_AIM OF THE TASK_
Locate each line of the material that contains "Attendance", then return it.

_RECORDS TO USE_
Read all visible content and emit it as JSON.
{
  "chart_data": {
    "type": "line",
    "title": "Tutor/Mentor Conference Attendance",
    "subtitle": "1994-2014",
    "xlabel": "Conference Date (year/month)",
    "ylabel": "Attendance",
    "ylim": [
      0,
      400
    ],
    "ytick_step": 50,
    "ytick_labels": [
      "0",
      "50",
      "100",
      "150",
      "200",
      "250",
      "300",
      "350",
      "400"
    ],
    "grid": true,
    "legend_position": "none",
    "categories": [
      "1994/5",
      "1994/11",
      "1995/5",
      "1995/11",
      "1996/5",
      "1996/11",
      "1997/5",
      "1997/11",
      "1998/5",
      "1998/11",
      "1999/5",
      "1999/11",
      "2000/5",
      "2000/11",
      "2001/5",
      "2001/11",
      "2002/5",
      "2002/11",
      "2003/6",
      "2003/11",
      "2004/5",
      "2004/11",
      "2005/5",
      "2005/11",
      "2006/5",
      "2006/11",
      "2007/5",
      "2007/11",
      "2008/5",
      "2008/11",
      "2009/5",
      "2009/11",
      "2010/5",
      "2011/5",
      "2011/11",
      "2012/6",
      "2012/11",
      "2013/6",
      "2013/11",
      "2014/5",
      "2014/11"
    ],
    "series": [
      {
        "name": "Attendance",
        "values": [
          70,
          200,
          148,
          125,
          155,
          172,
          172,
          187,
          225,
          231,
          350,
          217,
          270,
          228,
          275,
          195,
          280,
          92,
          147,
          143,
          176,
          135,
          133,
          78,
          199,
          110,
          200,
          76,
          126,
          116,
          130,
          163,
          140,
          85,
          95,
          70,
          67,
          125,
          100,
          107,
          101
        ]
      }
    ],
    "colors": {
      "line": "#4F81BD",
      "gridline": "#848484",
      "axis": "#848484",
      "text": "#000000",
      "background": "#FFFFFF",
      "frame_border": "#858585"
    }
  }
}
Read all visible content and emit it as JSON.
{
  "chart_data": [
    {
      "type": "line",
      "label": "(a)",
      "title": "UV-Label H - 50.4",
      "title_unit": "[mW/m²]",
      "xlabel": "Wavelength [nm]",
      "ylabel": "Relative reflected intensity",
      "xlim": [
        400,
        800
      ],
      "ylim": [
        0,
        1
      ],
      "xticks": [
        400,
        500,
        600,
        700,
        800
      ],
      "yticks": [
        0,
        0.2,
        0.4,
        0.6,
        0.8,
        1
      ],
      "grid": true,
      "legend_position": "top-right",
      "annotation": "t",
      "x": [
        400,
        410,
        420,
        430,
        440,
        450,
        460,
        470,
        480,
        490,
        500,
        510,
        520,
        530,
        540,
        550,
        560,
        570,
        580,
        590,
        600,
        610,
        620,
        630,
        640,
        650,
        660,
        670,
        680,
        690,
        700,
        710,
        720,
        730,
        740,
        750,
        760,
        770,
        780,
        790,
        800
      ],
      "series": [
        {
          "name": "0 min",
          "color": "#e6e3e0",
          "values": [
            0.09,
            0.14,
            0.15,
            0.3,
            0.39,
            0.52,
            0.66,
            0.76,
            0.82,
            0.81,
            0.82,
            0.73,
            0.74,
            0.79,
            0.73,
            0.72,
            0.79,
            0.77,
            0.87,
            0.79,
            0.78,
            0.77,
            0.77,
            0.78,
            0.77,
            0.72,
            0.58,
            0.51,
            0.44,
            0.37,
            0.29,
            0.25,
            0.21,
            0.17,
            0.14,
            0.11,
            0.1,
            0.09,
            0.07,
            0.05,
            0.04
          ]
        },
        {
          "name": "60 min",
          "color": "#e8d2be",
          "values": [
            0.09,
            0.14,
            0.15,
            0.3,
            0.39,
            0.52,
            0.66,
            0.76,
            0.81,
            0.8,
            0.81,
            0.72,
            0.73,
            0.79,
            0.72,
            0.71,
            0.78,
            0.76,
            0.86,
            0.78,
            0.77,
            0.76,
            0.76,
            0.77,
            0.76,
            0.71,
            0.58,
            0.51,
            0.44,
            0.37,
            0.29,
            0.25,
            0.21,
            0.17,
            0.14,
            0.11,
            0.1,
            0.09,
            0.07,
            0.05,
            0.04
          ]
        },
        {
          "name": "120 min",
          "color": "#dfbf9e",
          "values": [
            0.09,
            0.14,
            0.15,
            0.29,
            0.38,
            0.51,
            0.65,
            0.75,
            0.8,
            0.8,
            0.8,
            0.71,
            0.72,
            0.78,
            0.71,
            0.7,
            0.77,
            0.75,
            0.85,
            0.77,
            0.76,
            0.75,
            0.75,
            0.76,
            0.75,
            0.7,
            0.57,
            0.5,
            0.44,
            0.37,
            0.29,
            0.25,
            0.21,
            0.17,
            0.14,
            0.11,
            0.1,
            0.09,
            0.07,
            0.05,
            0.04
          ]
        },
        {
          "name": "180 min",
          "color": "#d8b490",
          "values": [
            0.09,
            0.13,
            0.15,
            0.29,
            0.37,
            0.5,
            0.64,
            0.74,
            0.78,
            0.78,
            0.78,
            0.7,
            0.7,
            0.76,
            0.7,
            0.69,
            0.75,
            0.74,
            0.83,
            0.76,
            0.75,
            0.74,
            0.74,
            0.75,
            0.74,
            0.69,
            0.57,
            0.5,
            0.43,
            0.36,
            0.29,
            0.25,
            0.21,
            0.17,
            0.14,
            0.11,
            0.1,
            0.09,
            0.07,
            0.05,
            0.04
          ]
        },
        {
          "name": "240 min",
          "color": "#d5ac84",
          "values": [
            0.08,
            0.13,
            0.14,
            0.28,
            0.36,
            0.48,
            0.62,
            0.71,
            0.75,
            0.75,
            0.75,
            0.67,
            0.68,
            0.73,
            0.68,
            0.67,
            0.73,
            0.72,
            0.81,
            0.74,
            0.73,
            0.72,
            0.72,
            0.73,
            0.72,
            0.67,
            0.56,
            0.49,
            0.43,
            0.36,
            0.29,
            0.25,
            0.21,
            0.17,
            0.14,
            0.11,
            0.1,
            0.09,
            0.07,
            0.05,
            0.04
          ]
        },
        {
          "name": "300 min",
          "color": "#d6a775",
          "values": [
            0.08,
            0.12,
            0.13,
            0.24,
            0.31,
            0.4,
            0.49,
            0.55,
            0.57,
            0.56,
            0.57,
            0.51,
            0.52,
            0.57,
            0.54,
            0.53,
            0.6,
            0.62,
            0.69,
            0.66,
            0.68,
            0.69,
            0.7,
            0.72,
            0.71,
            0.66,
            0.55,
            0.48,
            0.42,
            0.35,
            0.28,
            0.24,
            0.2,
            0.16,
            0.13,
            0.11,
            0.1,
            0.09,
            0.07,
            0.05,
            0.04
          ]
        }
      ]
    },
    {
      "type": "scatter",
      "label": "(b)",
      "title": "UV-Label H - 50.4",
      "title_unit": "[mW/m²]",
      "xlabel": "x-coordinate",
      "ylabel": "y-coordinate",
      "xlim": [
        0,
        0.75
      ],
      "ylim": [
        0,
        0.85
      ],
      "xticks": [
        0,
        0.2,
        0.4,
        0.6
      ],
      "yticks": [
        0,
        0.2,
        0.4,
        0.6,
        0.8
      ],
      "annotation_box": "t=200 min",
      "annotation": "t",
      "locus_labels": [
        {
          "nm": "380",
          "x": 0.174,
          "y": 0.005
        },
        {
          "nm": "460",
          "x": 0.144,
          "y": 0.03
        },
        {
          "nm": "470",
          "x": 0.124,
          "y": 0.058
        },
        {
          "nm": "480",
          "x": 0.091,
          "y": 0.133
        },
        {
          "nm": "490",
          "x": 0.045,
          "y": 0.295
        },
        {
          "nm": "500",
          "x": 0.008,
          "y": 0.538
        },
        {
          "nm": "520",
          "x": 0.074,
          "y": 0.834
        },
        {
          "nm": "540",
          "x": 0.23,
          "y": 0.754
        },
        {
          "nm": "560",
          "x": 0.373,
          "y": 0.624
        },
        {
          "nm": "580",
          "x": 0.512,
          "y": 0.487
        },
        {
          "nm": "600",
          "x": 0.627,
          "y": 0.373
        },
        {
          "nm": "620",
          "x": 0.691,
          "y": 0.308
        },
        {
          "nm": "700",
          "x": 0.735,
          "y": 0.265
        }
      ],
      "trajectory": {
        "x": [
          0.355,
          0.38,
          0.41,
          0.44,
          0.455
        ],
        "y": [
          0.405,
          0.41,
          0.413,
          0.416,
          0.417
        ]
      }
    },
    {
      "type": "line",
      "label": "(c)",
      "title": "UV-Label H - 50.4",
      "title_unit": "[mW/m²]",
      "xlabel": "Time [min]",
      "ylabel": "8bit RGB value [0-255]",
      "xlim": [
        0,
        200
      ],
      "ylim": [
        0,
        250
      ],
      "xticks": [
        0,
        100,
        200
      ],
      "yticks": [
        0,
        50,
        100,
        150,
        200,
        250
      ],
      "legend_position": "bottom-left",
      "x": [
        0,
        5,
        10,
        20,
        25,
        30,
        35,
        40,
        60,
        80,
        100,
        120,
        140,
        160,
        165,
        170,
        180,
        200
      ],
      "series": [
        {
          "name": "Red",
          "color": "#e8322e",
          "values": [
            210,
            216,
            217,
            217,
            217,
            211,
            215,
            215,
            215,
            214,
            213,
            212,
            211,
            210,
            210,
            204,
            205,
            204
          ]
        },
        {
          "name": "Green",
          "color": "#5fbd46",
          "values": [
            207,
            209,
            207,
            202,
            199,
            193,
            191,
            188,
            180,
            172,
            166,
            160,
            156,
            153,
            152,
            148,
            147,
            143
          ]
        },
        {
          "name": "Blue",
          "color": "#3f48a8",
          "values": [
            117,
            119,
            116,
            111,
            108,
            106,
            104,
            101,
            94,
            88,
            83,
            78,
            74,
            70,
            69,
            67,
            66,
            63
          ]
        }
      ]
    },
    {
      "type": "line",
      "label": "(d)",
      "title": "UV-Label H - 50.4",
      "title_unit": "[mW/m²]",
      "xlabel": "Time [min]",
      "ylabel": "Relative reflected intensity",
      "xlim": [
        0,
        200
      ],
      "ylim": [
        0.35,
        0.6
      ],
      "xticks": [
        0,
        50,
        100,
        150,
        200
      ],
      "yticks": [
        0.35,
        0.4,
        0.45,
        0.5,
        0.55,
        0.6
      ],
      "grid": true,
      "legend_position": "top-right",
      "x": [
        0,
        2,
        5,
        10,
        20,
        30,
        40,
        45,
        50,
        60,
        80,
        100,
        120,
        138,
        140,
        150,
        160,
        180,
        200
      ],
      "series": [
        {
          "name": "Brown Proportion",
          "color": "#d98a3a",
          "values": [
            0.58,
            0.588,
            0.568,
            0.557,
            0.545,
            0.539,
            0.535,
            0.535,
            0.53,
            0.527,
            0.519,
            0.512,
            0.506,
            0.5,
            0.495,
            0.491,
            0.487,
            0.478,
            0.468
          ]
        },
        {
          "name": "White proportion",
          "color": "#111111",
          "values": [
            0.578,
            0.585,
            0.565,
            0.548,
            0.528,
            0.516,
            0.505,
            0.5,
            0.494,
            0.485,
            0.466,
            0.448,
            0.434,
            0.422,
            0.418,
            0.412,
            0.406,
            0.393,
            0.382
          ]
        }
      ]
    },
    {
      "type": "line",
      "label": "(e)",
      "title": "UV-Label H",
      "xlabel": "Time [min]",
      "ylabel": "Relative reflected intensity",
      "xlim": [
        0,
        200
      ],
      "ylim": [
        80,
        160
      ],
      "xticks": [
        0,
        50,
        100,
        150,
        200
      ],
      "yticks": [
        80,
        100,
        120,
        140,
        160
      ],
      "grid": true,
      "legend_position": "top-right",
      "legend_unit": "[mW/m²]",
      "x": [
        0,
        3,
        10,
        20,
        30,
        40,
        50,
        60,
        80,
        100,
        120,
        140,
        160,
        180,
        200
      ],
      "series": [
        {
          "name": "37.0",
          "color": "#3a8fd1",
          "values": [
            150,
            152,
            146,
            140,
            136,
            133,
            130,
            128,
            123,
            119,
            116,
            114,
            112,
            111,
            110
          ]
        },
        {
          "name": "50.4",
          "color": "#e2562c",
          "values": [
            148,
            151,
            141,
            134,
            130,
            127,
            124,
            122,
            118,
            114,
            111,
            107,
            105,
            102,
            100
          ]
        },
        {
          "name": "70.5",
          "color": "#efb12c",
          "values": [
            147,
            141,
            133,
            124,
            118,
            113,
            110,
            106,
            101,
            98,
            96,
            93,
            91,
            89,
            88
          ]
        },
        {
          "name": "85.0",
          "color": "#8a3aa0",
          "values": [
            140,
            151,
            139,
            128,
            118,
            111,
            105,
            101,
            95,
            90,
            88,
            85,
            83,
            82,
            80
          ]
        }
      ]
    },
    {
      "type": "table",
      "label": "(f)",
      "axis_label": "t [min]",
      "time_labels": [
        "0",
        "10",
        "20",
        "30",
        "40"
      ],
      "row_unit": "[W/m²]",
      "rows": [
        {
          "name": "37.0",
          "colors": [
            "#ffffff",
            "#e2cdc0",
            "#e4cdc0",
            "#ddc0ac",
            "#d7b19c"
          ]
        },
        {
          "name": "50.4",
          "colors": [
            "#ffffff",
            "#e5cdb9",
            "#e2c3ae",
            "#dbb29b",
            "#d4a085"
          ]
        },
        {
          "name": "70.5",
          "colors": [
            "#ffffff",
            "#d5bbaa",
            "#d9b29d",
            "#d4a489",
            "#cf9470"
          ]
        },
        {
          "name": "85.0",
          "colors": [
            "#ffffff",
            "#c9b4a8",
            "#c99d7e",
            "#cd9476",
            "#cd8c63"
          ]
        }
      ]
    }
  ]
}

_SOLUTION TO THE EXERCISE_
    "title": "Tutor/Mentor Conference Attendance",
    "ylabel": "Attendance",
        "name": "Attendance",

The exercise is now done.